- What to do
What follows is a set of records; repeat all of them exactly.

---------------

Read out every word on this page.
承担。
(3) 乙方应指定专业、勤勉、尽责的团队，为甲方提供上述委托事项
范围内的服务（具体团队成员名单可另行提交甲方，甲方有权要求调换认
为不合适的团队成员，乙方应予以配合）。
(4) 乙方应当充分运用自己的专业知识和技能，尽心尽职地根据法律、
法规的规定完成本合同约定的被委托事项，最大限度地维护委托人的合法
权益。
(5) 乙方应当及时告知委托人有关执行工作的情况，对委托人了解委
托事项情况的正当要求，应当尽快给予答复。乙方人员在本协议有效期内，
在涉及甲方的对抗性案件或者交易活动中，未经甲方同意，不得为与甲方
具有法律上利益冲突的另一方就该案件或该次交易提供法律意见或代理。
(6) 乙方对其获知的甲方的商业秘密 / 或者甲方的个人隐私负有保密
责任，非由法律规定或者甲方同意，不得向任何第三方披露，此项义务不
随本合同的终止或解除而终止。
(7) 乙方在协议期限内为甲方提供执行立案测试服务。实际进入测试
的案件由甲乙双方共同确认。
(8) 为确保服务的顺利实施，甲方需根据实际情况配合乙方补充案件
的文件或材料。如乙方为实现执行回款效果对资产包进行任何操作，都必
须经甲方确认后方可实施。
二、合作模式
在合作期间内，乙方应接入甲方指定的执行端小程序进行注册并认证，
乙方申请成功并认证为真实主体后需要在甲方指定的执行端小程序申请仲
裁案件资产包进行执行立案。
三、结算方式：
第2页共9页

---------------

- Correct answer
Read out every word on this page.
承担。
(3) 乙方应指定专业、勤勉、尽责的团队，为甲方提供上述委托事项
范围内的服务（具体团队成员名单可另行提交甲方，甲方有权要求调换认
为不合适的团队成员，乙方应予以配合）。
(4) 乙方应当充分运用自己的专业知识和技能，尽心尽职地根据法律、
法规的规定完成本合同约定的被委托事项，最大限度地维护委托人的合法
权益。
(5) 乙方应当及时告知委托人有关执行工作的情况，对委托人了解委
托事项情况的正当要求，应当尽快给予答复。乙方人员在本协议有效期内，
在涉及甲方的对抗性案件或者交易活动中，未经甲方同意，不得为与甲方
具有法律上利益冲突的另一方就该案件或该次交易提供法律意见或代理。
(6) 乙方对其获知的甲方的商业秘密 / 或者甲方的个人隐私负有保密
责任，非由法律规定或者甲方同意，不得向任何第三方披露，此项义务不
随本合同的终止或解除而终止。
(7) 乙方在协议期限内为甲方提供执行立案测试服务。实际进入测试
的案件由甲乙双方共同确认。
(8) 为确保服务的顺利实施，甲方需根据实际情况配合乙方补充案件
的文件或材料。如乙方为实现执行回款效果对资产包进行任何操作，都必
须经甲方确认后方可实施。
二、合作模式
在合作期间内，乙方应接入甲方指定的执行端小程序进行注册并认证，
乙方申请成功并认证为真实主体后需要在甲方指定的执行端小程序申请仲
裁案件资产包进行执行立案。
三、结算方式：
第2页共9页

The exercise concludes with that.